● TASK INSTRUCTIONS: Whenever a line in the data contains "Orange", show that line.

# # # #

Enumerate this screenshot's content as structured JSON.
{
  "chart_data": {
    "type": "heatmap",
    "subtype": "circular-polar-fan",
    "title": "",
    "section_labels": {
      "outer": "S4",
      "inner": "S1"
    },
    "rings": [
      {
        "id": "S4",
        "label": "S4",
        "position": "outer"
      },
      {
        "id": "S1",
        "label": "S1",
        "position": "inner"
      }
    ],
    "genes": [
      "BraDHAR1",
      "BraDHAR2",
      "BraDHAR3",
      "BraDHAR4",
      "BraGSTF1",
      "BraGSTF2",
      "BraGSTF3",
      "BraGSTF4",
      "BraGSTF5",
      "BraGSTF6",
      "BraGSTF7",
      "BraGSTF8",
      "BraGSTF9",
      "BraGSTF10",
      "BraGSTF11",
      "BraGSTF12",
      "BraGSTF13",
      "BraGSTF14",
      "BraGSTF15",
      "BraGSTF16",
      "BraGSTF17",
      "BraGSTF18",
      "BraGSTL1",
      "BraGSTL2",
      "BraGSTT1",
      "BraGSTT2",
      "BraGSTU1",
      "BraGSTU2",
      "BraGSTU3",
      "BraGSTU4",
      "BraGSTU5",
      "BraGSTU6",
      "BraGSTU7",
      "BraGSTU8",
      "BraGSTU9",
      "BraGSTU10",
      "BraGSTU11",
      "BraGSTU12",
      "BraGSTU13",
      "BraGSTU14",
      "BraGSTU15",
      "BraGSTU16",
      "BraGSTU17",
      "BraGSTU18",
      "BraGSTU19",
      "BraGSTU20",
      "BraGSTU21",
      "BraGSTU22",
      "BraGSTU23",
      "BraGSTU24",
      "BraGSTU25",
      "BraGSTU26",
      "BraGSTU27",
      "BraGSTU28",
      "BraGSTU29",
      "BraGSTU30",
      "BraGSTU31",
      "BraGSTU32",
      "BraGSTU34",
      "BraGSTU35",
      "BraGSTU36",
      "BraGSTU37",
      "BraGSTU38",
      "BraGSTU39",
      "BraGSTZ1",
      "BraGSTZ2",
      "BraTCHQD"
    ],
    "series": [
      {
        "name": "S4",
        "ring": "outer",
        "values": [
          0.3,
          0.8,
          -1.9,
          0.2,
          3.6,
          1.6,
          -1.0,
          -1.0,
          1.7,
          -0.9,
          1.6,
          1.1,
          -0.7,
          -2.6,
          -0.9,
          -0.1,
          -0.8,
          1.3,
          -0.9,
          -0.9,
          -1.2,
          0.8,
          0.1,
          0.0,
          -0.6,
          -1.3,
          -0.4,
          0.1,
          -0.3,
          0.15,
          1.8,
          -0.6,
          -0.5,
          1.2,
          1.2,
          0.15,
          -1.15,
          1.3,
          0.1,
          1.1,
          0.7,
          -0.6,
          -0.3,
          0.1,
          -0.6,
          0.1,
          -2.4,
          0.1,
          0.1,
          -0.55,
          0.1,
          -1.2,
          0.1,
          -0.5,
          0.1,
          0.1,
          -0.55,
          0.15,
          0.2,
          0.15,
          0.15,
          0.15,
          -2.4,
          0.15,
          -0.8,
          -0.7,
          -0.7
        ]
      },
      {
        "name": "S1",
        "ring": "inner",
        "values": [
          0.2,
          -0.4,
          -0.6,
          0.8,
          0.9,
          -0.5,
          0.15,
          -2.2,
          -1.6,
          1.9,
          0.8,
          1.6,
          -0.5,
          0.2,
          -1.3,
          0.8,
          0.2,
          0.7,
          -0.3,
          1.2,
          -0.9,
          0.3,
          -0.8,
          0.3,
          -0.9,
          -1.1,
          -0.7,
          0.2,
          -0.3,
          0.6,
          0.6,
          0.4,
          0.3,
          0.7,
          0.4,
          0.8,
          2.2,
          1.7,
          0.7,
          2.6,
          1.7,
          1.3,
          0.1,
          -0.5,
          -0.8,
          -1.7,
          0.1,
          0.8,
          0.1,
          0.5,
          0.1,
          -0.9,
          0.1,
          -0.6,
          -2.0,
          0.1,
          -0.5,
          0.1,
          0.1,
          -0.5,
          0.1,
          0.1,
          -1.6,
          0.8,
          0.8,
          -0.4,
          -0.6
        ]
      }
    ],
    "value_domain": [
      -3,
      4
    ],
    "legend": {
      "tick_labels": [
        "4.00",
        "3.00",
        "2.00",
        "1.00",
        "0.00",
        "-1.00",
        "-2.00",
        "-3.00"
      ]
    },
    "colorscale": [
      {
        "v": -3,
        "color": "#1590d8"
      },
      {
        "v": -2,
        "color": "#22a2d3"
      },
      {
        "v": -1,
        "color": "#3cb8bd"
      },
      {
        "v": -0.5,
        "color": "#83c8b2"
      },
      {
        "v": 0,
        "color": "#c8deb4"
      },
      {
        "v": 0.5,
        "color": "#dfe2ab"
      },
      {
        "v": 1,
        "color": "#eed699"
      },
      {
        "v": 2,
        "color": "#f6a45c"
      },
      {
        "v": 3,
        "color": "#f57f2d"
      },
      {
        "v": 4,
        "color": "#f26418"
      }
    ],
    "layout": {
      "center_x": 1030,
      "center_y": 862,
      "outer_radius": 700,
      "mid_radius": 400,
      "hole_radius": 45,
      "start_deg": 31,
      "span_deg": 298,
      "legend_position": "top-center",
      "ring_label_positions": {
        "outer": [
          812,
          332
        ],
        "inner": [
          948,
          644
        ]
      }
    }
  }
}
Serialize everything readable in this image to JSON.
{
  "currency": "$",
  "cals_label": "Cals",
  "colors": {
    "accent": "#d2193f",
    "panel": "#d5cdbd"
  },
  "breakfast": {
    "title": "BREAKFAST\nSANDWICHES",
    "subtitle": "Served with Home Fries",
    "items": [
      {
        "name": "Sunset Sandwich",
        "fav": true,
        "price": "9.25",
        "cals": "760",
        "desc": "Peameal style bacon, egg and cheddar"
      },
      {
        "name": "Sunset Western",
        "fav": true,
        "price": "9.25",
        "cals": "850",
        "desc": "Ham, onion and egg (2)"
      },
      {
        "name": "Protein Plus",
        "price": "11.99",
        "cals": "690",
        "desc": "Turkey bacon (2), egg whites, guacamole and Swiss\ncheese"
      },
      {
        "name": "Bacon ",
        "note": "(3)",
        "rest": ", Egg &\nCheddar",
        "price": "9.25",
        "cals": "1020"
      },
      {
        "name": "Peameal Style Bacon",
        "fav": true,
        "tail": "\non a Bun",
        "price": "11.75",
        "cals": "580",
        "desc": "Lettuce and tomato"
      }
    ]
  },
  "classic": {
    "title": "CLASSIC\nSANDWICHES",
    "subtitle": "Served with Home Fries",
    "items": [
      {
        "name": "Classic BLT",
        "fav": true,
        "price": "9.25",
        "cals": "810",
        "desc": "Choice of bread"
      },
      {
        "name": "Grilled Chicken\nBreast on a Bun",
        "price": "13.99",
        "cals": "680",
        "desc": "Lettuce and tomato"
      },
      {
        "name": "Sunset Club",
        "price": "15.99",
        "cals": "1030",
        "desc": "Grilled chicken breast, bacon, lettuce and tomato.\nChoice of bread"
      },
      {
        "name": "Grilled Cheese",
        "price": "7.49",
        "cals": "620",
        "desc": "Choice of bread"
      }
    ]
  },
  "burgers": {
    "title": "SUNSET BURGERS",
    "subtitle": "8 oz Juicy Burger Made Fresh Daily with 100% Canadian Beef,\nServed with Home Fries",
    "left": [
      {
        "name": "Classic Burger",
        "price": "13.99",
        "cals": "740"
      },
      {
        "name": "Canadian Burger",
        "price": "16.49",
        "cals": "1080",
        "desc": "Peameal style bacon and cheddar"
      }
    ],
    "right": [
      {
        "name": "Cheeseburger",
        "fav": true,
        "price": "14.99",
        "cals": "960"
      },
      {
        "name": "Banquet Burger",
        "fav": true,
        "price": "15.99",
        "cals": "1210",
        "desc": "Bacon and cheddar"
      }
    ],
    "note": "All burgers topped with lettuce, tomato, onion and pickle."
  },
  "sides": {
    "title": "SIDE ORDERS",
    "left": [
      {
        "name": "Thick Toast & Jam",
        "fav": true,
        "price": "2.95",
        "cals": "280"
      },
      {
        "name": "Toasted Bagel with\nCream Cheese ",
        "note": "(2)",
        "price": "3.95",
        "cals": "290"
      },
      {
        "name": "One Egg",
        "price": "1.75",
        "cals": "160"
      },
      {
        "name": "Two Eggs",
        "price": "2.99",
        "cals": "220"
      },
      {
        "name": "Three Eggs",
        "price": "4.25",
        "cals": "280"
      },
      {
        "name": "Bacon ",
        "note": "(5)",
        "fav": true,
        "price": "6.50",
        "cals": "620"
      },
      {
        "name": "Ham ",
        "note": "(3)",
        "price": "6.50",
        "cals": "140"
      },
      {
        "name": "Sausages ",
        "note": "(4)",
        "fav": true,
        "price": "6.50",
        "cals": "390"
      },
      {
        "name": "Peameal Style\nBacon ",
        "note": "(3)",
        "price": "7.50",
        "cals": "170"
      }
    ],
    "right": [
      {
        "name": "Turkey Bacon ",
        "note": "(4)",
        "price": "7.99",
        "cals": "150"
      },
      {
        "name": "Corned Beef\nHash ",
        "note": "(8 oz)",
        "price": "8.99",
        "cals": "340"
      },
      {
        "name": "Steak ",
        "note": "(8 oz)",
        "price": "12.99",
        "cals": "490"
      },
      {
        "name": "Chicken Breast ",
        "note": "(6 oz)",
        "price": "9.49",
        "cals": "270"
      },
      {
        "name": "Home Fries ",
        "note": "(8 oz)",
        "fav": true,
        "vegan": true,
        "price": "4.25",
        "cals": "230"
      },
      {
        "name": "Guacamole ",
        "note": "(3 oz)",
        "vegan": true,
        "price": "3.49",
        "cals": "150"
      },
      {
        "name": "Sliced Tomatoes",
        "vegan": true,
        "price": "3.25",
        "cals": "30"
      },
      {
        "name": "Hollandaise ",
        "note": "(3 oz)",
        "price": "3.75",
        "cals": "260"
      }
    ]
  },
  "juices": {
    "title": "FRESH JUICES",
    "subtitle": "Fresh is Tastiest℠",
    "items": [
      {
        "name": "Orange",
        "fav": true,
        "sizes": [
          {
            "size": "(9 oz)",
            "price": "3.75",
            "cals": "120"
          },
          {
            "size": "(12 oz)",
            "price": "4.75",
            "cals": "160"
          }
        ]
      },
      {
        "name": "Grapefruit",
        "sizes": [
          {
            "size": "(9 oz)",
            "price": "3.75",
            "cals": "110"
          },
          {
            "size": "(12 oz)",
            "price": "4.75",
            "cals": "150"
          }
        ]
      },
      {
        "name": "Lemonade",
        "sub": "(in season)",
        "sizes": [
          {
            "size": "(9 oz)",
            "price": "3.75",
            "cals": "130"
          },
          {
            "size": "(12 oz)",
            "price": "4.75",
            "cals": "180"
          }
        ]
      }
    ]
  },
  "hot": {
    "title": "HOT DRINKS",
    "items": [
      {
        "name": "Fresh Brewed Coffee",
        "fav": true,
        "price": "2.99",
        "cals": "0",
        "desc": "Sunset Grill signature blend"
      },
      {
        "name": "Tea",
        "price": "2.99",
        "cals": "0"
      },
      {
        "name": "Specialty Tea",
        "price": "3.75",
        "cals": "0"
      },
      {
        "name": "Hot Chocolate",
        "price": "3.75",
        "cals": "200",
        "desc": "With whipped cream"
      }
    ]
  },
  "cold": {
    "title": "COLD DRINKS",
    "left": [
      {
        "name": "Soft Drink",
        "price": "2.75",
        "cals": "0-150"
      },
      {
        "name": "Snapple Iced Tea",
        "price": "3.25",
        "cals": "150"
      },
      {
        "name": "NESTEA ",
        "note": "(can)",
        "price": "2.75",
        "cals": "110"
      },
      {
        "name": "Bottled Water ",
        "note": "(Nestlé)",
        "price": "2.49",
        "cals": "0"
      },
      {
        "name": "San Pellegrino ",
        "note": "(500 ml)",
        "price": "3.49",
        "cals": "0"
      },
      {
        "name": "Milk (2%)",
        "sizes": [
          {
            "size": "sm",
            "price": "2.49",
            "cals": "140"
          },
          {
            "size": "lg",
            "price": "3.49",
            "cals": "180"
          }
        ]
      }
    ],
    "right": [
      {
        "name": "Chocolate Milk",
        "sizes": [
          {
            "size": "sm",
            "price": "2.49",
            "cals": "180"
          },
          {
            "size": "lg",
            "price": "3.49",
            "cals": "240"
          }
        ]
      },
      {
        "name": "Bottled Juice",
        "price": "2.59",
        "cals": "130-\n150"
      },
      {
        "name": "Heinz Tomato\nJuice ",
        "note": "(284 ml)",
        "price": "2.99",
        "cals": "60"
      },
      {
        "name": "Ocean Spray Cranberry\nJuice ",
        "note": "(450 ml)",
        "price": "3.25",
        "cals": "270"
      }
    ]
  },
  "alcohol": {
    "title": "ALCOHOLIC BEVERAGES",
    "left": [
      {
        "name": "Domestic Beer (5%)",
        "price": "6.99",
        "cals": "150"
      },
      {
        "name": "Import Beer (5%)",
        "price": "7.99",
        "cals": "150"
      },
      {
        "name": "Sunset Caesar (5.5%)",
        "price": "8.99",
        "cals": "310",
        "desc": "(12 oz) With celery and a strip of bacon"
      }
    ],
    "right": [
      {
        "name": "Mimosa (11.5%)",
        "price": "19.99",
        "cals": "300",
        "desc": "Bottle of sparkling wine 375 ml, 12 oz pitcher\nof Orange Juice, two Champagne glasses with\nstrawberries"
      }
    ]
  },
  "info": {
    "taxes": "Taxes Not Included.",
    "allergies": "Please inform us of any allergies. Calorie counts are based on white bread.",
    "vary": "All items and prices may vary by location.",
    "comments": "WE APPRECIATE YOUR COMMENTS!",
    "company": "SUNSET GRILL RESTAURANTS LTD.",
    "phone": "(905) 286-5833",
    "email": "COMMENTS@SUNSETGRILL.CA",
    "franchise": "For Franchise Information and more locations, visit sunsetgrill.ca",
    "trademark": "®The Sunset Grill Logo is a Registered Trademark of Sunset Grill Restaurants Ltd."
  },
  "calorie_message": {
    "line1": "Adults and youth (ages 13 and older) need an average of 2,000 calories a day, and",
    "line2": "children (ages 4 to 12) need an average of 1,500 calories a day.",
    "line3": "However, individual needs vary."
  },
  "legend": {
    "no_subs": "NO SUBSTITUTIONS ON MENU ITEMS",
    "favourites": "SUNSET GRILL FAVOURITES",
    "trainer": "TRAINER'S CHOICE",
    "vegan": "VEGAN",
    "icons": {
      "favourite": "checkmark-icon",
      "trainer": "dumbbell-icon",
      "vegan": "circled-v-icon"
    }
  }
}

# # # #

● COMPLETED EXERCISE:
        "name": "Orange",
        "desc": "Bottle of sparkling wine 375 ml, 12 oz pitcher\nof Orange Juice, two Champagne glasses with\nstrawberries"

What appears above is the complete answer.